▶ Request: Below are some records; repeat them all exactly, minus the pictures.
###
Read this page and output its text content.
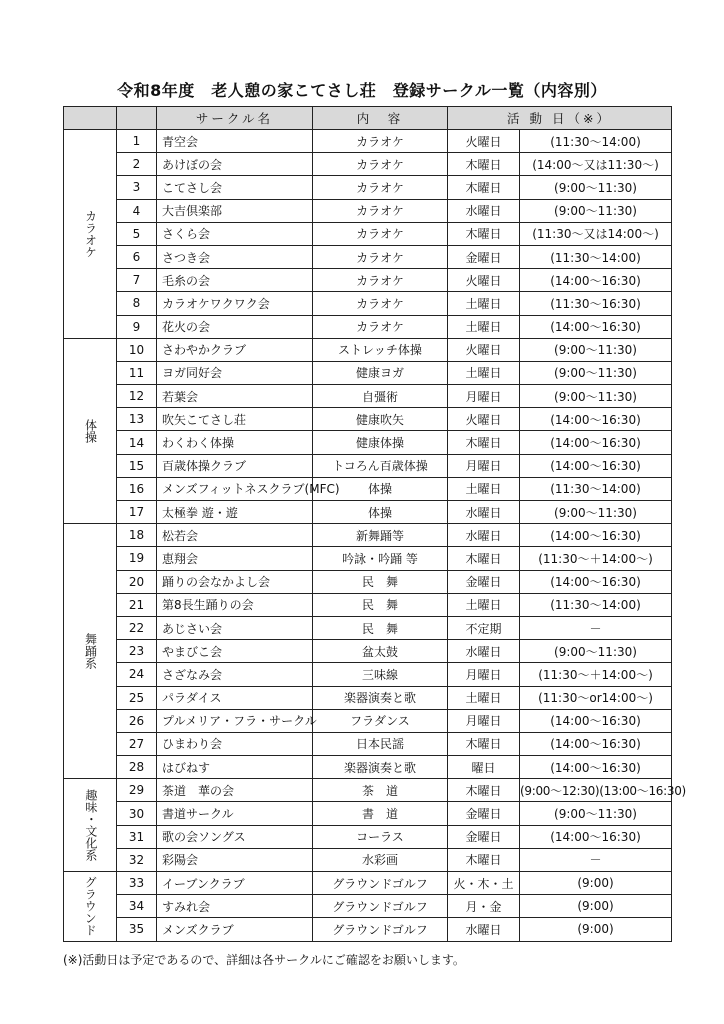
令和8年度　老人憩の家こてさし荘　登録サークル一覧（内容別）
		サークル名	内　容	活 動 日（※）	
カラオケ	1	青空会	カラオケ	火曜日	(11:30～14:00)
	2	あけぼの会	カラオケ	木曜日	(14:00～又は11:30～)
	3	こてさし会	カラオケ	木曜日	(9:00～11:30)
	4	大吉倶楽部	カラオケ	水曜日	(9:00～11:30)
	5	さくら会	カラオケ	木曜日	(11:30～又は14:00～)
	6	さつき会	カラオケ	金曜日	(11:30～14:00)
	7	毛糸の会	カラオケ	火曜日	(14:00～16:30)
	8	カラオケワクワク会	カラオケ	土曜日	(11:30～16:30)
	9	花火の会	カラオケ	土曜日	(14:00～16:30)
体操	10	さわやかクラブ	ストレッチ体操	火曜日	(9:00～11:30)
	11	ヨガ同好会	健康ヨガ	土曜日	(9:00～11:30)
	12	若葉会	自彊術	月曜日	(9:00～11:30)
	13	吹矢こてさし荘	健康吹矢	火曜日	(14:00～16:30)
	14	わくわく体操	健康体操	木曜日	(14:00～16:30)
	15	百歳体操クラブ	トコろん百歳体操	月曜日	(14:00～16:30)
	16	メンズフィットネスクラブ(MFC)	体操	土曜日	(11:30～14:00)
	17	太極拳 遊・遊	体操	水曜日	(9:00～11:30)
舞踊系	18	松若会	新舞踊等	水曜日	(14:00～16:30)
	19	恵翔会	吟詠・吟踊 等	木曜日	(11:30～＋14:00～)
	20	踊りの会なかよし会	民　舞	金曜日	(14:00～16:30)
	21	第8長生踊りの会	民　舞	土曜日	(11:30～14:00)
	22	あじさい会	民　舞	不定期	－
	23	やまびこ会	盆太鼓	水曜日	(9:00～11:30)
	24	さざなみ会	三味線	月曜日	(11:30～＋14:00～)
	25	パラダイス	楽器演奏と歌	土曜日	(11:30～or14:00～)
	26	プルメリア・フラ・サークル	フラダンス	月曜日	(14:00～16:30)
	27	ひまわり会	日本民謡	木曜日	(14:00～16:30)
	28	はびねす	楽器演奏と歌	曜日	(14:00～16:30)
趣味・文化系	29	茶道　華の会	茶　道	木曜日	(9:00～12:30)(13:00～16:30)
	30	書道サークル	書　道	金曜日	(9:00～11:30)
	31	歌の会ソングス	コーラス	金曜日	(14:00～16:30)
	32	彩陽会	水彩画	木曜日	－
グラウンド	33	イーブンクラブ	グラウンドゴルフ	火・木・土	(9:00)
	34	すみれ会	グラウンドゴルフ	月・金	(9:00)
	35	メンズクラブ	グラウンドゴルフ	水曜日	(9:00)
(※)活動日は予定であるので、詳細は各サークルにご確認をお願いします。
###
▶ Exercise answer:
Read this page and output its text content.
令和8年度　老人憩の家こてさし荘　登録サークル一覧（内容別）
		サークル名	内　容	活 動 日（※）	
カラオケ	1	青空会	カラオケ	火曜日	(11:30～14:00)
	2	あけぼの会	カラオケ	木曜日	(14:00～又は11:30～)
	3	こてさし会	カラオケ	木曜日	(9:00～11:30)
	4	大吉倶楽部	カラオケ	水曜日	(9:00～11:30)
	5	さくら会	カラオケ	木曜日	(11:30～又は14:00～)
	6	さつき会	カラオケ	金曜日	(11:30～14:00)
	7	毛糸の会	カラオケ	火曜日	(14:00～16:30)
	8	カラオケワクワク会	カラオケ	土曜日	(11:30～16:30)
	9	花火の会	カラオケ	土曜日	(14:00～16:30)
体操	10	さわやかクラブ	ストレッチ体操	火曜日	(9:00～11:30)
	11	ヨガ同好会	健康ヨガ	土曜日	(9:00～11:30)
	12	若葉会	自彊術	月曜日	(9:00～11:30)
	13	吹矢こてさし荘	健康吹矢	火曜日	(14:00～16:30)
	14	わくわく体操	健康体操	木曜日	(14:00～16:30)
	15	百歳体操クラブ	トコろん百歳体操	月曜日	(14:00～16:30)
	16	メンズフィットネスクラブ(MFC)	体操	土曜日	(11:30～14:00)
	17	太極拳 遊・遊	体操	水曜日	(9:00～11:30)
舞踊系	18	松若会	新舞踊等	水曜日	(14:00～16:30)
	19	恵翔会	吟詠・吟踊 等	木曜日	(11:30～＋14:00～)
	20	踊りの会なかよし会	民　舞	金曜日	(14:00～16:30)
	21	第8長生踊りの会	民　舞	土曜日	(11:30～14:00)
	22	あじさい会	民　舞	不定期	－
	23	やまびこ会	盆太鼓	水曜日	(9:00～11:30)
	24	さざなみ会	三味線	月曜日	(11:30～＋14:00～)
	25	パラダイス	楽器演奏と歌	土曜日	(11:30～or14:00～)
	26	プルメリア・フラ・サークル	フラダンス	月曜日	(14:00～16:30)
	27	ひまわり会	日本民謡	木曜日	(14:00～16:30)
	28	はびねす	楽器演奏と歌	曜日	(14:00～16:30)
趣味・文化系	29	茶道　華の会	茶　道	木曜日	(9:00～12:30)(13:00～16:30)
	30	書道サークル	書　道	金曜日	(9:00～11:30)
	31	歌の会ソングス	コーラス	金曜日	(14:00～16:30)
	32	彩陽会	水彩画	木曜日	－
グラウンド	33	イーブンクラブ	グラウンドゴルフ	火・木・土	(9:00)
	34	すみれ会	グラウンドゴルフ	月・金	(9:00)
	35	メンズクラブ	グラウンドゴルフ	水曜日	(9:00)
(※)活動日は予定であるので、詳細は各サークルにご確認をお願いします。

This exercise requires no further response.